## Start
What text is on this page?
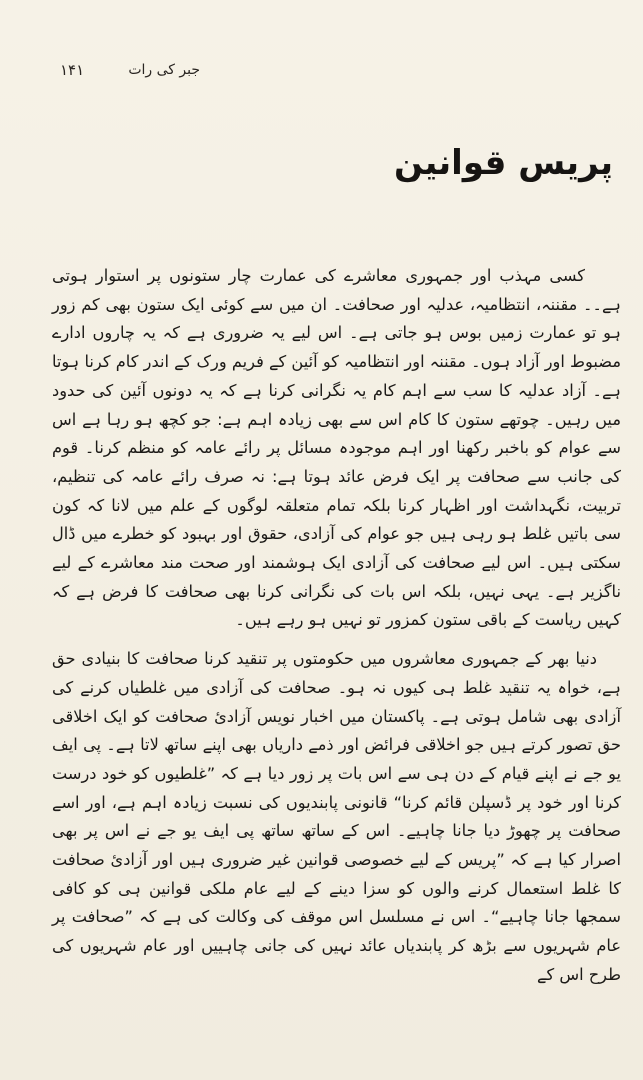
۱۴۱	جبر کی رات
پریس قوانین

کسی مہذب اور جمہوری معاشرے کی عمارت چار ستونوں پر استوار ہوتی ہے۔۔ مقننہ، انتظامیہ، عدلیہ اور صحافت۔ ان میں سے کوئی ایک ستون بھی کم زور ہو تو عمارت زمیں بوس ہو جاتی ہے۔ اس لیے یہ ضروری ہے کہ یہ چاروں ادارے مضبوط اور آزاد ہوں۔ مقننہ اور انتظامیہ کو آئین کے فریم ورک کے اندر کام کرنا ہوتا ہے۔ آزاد عدلیہ کا سب سے اہم کام یہ نگرانی کرنا ہے کہ یہ دونوں آئین کی حدود میں رہیں۔ چوتھے ستون کا کام اس سے بھی زیادہ اہم ہے: جو کچھ ہو رہا ہے اس سے عوام کو باخبر رکھنا اور اہم موجودہ مسائل پر رائے عامہ کو منظم کرنا۔ قوم کی جانب سے صحافت پر ایک فرض عائد ہوتا ہے: نہ صرف رائے عامہ کی تنظیم، تربیت، نگہداشت اور اظہار کرنا بلکہ تمام متعلقہ لوگوں کے علم میں لانا کہ کون سی باتیں غلط ہو رہی ہیں جو عوام کی آزادی، حقوق اور بہبود کو خطرے میں ڈال سکتی ہیں۔ اس لیے صحافت کی آزادی ایک ہوشمند اور صحت مند معاشرے کے لیے ناگزیر ہے۔ یہی نہیں، بلکہ اس بات کی نگرانی کرنا بھی صحافت کا فرض ہے کہ کہیں ریاست کے باقی ستون کمزور تو نہیں ہو رہے ہیں۔

دنیا بھر کے جمہوری معاشروں میں حکومتوں پر تنقید کرنا صحافت کا بنیادی حق ہے، خواہ یہ تنقید غلط ہی کیوں نہ ہو۔ صحافت کی آزادی میں غلطیاں کرنے کی آزادی بھی شامل ہوتی ہے۔ پاکستان میں اخبار نویس آزادیٔ صحافت کو ایک اخلاقی حق تصور کرتے ہیں جو اخلاقی فرائض اور ذمے داریاں بھی اپنے ساتھ لاتا ہے۔ پی ایف یو جے نے اپنے قیام کے دن ہی سے اس بات پر زور دیا ہے کہ ”غلطیوں کو خود درست کرنا اور خود پر ڈسپلن قائم کرنا“ قانونی پابندیوں کی نسبت زیادہ اہم ہے، اور اسے صحافت پر چھوڑ دیا جانا چاہیے۔ اس کے ساتھ ساتھ پی ایف یو جے نے اس پر بھی اصرار کیا ہے کہ ”پریس کے لیے خصوصی قوانین غیر ضروری ہیں اور آزادیٔ صحافت کا غلط استعمال کرنے والوں کو سزا دینے کے لیے عام ملکی قوانین ہی کو کافی سمجھا جانا چاہیے“۔ اس نے مسلسل اس موقف کی وکالت کی ہے کہ ”صحافت پر عام شہریوں سے بڑھ کر پابندیاں عائد نہیں کی جانی چاہییں اور عام شہریوں کی طرح اس کے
## End
- Problem details
Find every line that has "پریس" in it, then return those lines.

- Solution to this problem
پریس قوانین
دنیا بھر کے جمہوری معاشروں میں حکومتوں پر تنقید کرنا صحافت کا بنیادی حق ہے، خواہ یہ تنقید غلط ہی کیوں نہ ہو۔ صحافت کی آزادی میں غلطیاں کرنے کی آزادی بھی شامل ہوتی ہے۔ پاکستان میں اخبار نویس آزادیٔ صحافت کو ایک اخلاقی حق تصور کرتے ہیں جو اخلاقی فرائض اور ذمے داریاں بھی اپنے ساتھ لاتا ہے۔ پی ایف یو جے نے اپنے قیام کے دن ہی سے اس بات پر زور دیا ہے کہ ”غلطیوں کو خود درست کرنا اور خود پر ڈسپلن قائم کرنا“ قانونی پابندیوں کی نسبت زیادہ اہم ہے، اور اسے صحافت پر چھوڑ دیا جانا چاہیے۔ اس کے ساتھ ساتھ پی ایف یو جے نے اس پر بھی اصرار کیا ہے کہ ”پریس کے لیے خصوصی قوانین غیر ضروری ہیں اور آزادیٔ صحافت کا غلط استعمال کرنے والوں کو سزا دینے کے لیے عام ملکی قوانین ہی کو کافی سمجھا جانا چاہیے“۔ اس نے مسلسل اس موقف کی وکالت کی ہے کہ ”صحافت پر عام شہریوں سے بڑھ کر پابندیاں عائد نہیں کی جانی چاہییں اور عام شہریوں کی طرح اس کے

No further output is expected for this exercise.